» **Instructions to follow**
Copy out all the data, word for word.

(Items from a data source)

________________

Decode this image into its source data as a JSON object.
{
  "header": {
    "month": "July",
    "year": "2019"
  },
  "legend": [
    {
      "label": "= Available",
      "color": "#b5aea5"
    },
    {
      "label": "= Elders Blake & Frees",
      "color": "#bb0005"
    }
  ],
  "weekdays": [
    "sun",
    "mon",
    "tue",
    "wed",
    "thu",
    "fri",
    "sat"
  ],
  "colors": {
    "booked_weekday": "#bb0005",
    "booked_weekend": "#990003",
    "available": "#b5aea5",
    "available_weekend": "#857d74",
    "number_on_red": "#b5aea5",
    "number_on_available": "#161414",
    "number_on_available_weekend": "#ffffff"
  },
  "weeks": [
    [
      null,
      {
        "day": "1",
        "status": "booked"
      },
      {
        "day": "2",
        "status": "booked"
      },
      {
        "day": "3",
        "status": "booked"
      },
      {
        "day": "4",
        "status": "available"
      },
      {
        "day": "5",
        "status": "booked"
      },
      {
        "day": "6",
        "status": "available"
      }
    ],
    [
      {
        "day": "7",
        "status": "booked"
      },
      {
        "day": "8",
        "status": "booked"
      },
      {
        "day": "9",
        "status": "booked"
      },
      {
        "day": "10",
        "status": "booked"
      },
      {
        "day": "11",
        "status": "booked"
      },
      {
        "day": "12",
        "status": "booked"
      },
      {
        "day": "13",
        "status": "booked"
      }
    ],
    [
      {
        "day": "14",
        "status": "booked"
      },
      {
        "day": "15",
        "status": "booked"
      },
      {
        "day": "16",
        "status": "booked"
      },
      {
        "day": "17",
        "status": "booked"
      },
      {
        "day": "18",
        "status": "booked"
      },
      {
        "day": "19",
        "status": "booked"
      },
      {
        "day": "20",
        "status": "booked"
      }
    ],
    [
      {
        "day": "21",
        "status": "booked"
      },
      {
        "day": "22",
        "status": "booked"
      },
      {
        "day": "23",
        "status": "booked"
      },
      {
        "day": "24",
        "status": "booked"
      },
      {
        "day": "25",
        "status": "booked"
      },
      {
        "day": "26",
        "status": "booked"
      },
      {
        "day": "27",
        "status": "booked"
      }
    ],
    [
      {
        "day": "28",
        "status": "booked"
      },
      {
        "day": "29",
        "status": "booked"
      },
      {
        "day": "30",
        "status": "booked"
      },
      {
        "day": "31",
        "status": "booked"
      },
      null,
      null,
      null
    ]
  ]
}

________________

» **Result for this task**
Decode this image into its source data as a JSON object.
{
  "header": {
    "month": "July",
    "year": "2019"
  },
  "legend": [
    {
      "label": "= Available",
      "color": "#b5aea5"
    },
    {
      "label": "= Elders Blake & Frees",
      "color": "#bb0005"
    }
  ],
  "weekdays": [
    "sun",
    "mon",
    "tue",
    "wed",
    "thu",
    "fri",
    "sat"
  ],
  "colors": {
    "booked_weekday": "#bb0005",
    "booked_weekend": "#990003",
    "available": "#b5aea5",
    "available_weekend": "#857d74",
    "number_on_red": "#b5aea5",
    "number_on_available": "#161414",
    "number_on_available_weekend": "#ffffff"
  },
  "weeks": [
    [
      null,
      {
        "day": "1",
        "status": "booked"
      },
      {
        "day": "2",
        "status": "booked"
      },
      {
        "day": "3",
        "status": "booked"
      },
      {
        "day": "4",
        "status": "available"
      },
      {
        "day": "5",
        "status": "booked"
      },
      {
        "day": "6",
        "status": "available"
      }
    ],
    [
      {
        "day": "7",
        "status": "booked"
      },
      {
        "day": "8",
        "status": "booked"
      },
      {
        "day": "9",
        "status": "booked"
      },
      {
        "day": "10",
        "status": "booked"
      },
      {
        "day": "11",
        "status": "booked"
      },
      {
        "day": "12",
        "status": "booked"
      },
      {
        "day": "13",
        "status": "booked"
      }
    ],
    [
      {
        "day": "14",
        "status": "booked"
      },
      {
        "day": "15",
        "status": "booked"
      },
      {
        "day": "16",
        "status": "booked"
      },
      {
        "day": "17",
        "status": "booked"
      },
      {
        "day": "18",
        "status": "booked"
      },
      {
        "day": "19",
        "status": "booked"
      },
      {
        "day": "20",
        "status": "booked"
      }
    ],
    [
      {
        "day": "21",
        "status": "booked"
      },
      {
        "day": "22",
        "status": "booked"
      },
      {
        "day": "23",
        "status": "booked"
      },
      {
        "day": "24",
        "status": "booked"
      },
      {
        "day": "25",
        "status": "booked"
      },
      {
        "day": "26",
        "status": "booked"
      },
      {
        "day": "27",
        "status": "booked"
      }
    ],
    [
      {
        "day": "28",
        "status": "booked"
      },
      {
        "day": "29",
        "status": "booked"
      },
      {
        "day": "30",
        "status": "booked"
      },
      {
        "day": "31",
        "status": "booked"
      },
      null,
      null,
      null
    ]
  ]
}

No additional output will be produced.